Figure dataset records
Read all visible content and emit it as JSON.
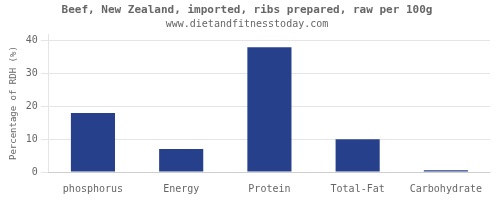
{
  "chart_data": {
    "type": "bar",
    "title": "Beef, New Zealand, imported, ribs prepared, raw per 100g",
    "subtitle": "www.dietandfitnesstoday.com",
    "categories": [
      "phosphorus",
      "Energy",
      "Protein",
      "Total-Fat",
      "Carbohydrate"
    ],
    "values": [
      18,
      7,
      38,
      10,
      0.5
    ],
    "color": "#27408B",
    "ylabel": "Percentage of RDH (%)",
    "ylim": [
      0,
      42
    ],
    "yticks": [
      0,
      10,
      20,
      30,
      40
    ],
    "grid": true
  }
}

Task goal — Transcribe every record exactly and omit each image.

Your response —
Read all visible content and emit it as JSON.
{
  "chart_data": {
    "type": "bar",
    "title": "Beef, New Zealand, imported, ribs prepared, raw per 100g",
    "subtitle": "www.dietandfitnesstoday.com",
    "categories": [
      "phosphorus",
      "Energy",
      "Protein",
      "Total-Fat",
      "Carbohydrate"
    ],
    "values": [
      18,
      7,
      38,
      10,
      0.5
    ],
    "color": "#27408B",
    "ylabel": "Percentage of RDH (%)",
    "ylim": [
      0,
      42
    ],
    "yticks": [
      0,
      10,
      20,
      30,
      40
    ],
    "grid": true
  }
}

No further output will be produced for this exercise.